**WHAT YOU SHOULD DO**
In the listing that follows, count the lines holding the word "JSON" and report only that number.

**MATERIAL PROVIDED**
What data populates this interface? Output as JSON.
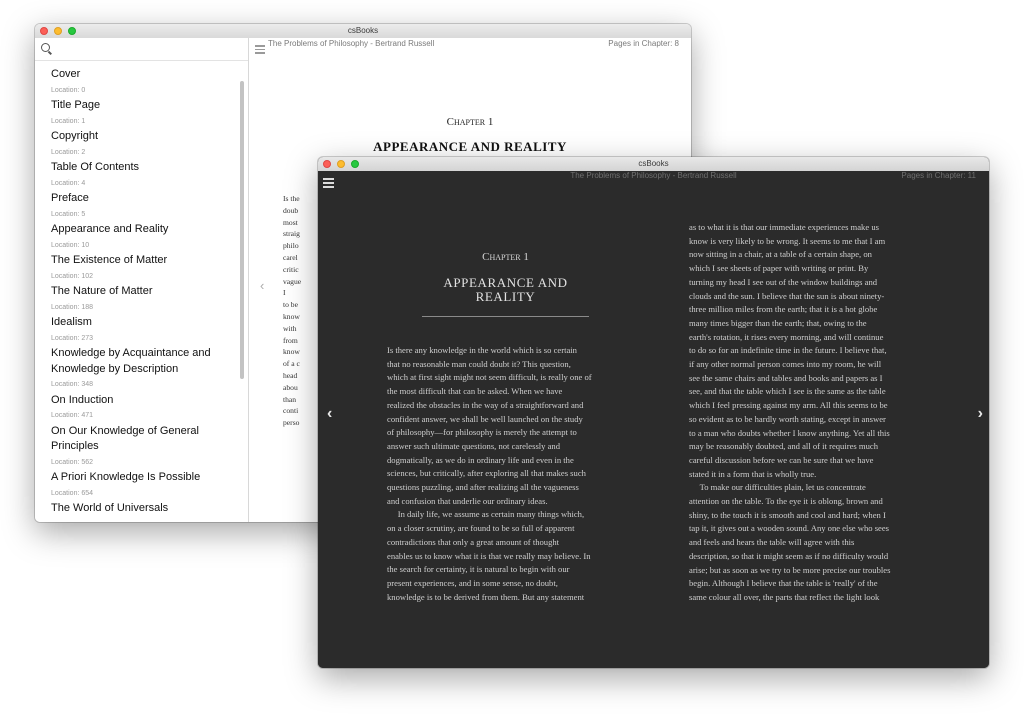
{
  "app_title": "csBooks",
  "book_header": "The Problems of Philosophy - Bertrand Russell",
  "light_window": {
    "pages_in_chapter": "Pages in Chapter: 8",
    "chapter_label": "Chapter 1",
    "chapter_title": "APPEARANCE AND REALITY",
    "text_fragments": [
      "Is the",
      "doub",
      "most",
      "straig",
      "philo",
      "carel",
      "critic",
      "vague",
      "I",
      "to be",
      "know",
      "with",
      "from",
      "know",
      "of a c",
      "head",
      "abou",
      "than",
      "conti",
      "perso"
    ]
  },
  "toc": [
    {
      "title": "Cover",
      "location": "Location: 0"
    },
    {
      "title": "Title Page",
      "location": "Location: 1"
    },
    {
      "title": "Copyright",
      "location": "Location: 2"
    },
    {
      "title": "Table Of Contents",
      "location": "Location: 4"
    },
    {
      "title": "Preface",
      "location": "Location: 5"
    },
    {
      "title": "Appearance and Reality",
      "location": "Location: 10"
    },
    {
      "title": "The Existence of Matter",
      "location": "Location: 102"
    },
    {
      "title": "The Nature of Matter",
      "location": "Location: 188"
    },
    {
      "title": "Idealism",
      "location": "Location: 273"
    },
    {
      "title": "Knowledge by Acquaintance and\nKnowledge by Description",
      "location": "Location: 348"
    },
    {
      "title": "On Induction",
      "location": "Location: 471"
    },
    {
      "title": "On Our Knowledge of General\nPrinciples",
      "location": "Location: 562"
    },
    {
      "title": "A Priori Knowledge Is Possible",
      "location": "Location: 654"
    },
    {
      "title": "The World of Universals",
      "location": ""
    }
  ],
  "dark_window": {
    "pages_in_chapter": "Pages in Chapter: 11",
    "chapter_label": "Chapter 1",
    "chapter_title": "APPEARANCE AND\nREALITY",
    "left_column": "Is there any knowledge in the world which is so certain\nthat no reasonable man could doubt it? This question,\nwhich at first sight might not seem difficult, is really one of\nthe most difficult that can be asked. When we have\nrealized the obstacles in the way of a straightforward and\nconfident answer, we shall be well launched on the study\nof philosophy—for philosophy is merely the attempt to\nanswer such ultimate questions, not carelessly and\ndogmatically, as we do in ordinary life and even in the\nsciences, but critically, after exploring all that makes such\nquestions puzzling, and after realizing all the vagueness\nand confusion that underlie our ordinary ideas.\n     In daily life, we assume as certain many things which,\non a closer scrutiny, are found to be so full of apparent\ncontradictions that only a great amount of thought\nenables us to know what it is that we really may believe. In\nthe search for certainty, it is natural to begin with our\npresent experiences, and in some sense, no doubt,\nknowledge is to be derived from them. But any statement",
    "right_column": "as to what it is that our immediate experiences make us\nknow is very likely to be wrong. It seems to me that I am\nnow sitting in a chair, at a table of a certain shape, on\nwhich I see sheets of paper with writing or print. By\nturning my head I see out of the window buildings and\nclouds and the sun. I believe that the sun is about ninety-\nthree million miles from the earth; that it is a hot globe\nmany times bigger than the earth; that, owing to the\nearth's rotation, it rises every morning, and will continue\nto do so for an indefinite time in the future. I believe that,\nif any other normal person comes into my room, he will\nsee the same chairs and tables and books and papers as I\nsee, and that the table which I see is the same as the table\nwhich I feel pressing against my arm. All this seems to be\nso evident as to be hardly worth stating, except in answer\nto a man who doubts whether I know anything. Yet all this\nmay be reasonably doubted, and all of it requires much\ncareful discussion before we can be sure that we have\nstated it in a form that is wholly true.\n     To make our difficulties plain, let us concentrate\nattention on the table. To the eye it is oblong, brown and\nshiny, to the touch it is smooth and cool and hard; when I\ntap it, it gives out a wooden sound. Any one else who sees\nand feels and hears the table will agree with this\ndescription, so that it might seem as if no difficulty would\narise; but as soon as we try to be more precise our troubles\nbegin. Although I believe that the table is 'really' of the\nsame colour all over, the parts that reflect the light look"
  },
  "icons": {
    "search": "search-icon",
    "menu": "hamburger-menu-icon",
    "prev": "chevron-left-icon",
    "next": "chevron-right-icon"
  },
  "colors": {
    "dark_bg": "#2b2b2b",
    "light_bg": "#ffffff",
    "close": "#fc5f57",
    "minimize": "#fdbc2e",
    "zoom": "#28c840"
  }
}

==

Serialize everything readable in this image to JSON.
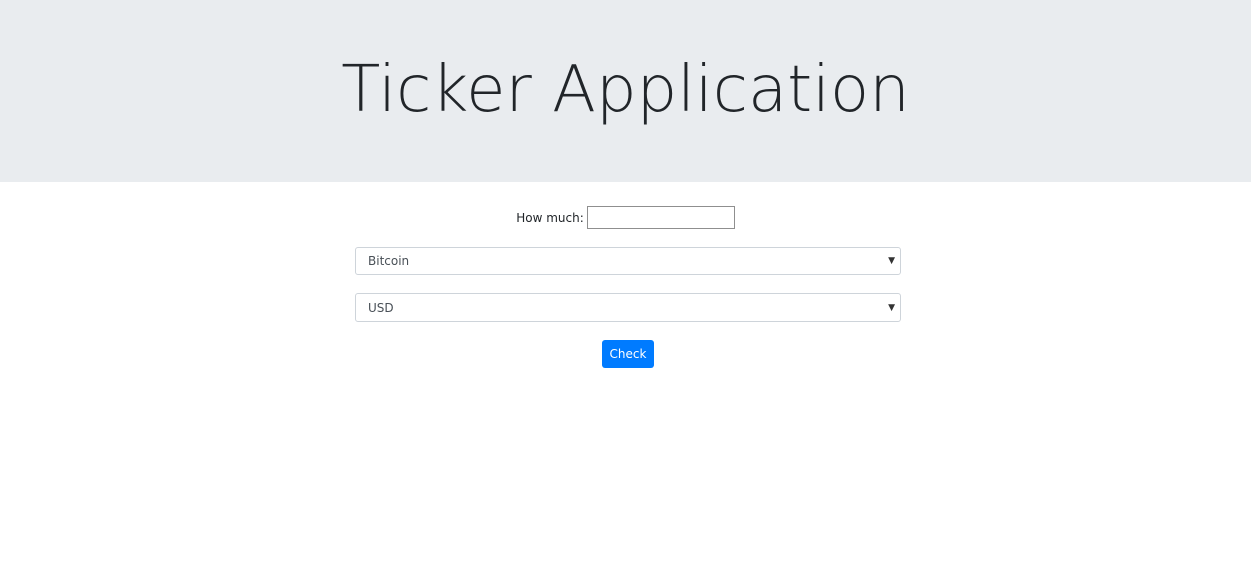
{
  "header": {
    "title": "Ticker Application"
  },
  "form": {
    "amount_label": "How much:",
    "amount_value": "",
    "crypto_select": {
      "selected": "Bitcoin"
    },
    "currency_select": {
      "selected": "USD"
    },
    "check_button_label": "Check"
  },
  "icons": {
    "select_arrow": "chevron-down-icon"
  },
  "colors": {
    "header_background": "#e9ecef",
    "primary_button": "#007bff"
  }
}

**REPLY**
2